-- Stored records start --

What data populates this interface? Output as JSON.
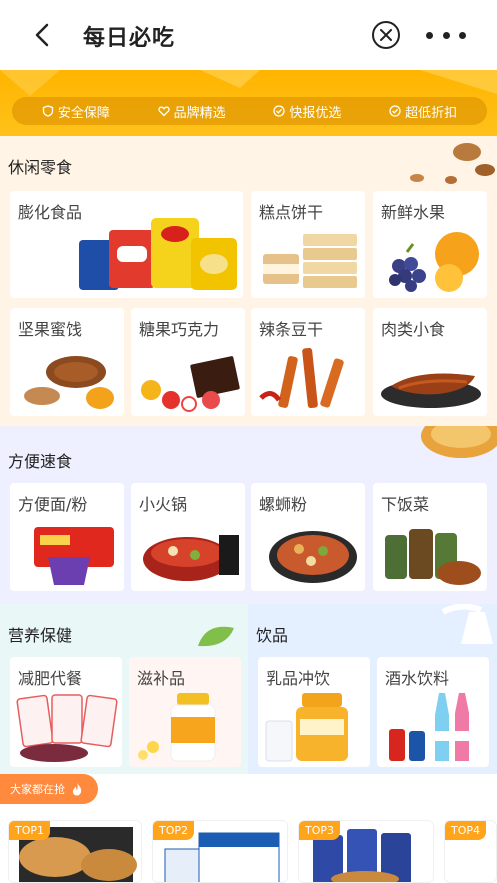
{
  "nav": {
    "title": "每日必吃",
    "back_icon": "chevron-left-icon",
    "close_icon": "close-circle-icon",
    "more_icon": "more-dots-icon"
  },
  "banner": {
    "badges": [
      "安全保障",
      "品牌精选",
      "快报优选",
      "超低折扣"
    ]
  },
  "snacks": {
    "heading": "休闲零食",
    "items": [
      "膨化食品",
      "糕点饼干",
      "新鲜水果",
      "坚果蜜饯",
      "糖果巧克力",
      "辣条豆干",
      "肉类小食"
    ]
  },
  "fastfood": {
    "heading": "方便速食",
    "items": [
      "方便面/粉",
      "小火锅",
      "螺蛳粉",
      "下饭菜"
    ]
  },
  "health": {
    "heading": "营养保健",
    "items": [
      "减肥代餐",
      "滋补品"
    ]
  },
  "drinks": {
    "heading": "饮品",
    "items": [
      "乳品冲饮",
      "酒水饮料"
    ]
  },
  "hot": {
    "label": "大家都在抢"
  },
  "tops": [
    "TOP1",
    "TOP2",
    "TOP3",
    "TOP4"
  ],
  "colors": {
    "accent": "#ffb400",
    "tag": "#ffa41b",
    "hot": "#ff8a3d"
  }
}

-- Stored records end --

__Exercise brief__: Keep only the lines that hold the string "heading", and copy them out.

__Solution to the exercise__:
    "heading": "休闲零食",
    "heading": "方便速食",
    "heading": "营养保健",
    "heading": "饮品",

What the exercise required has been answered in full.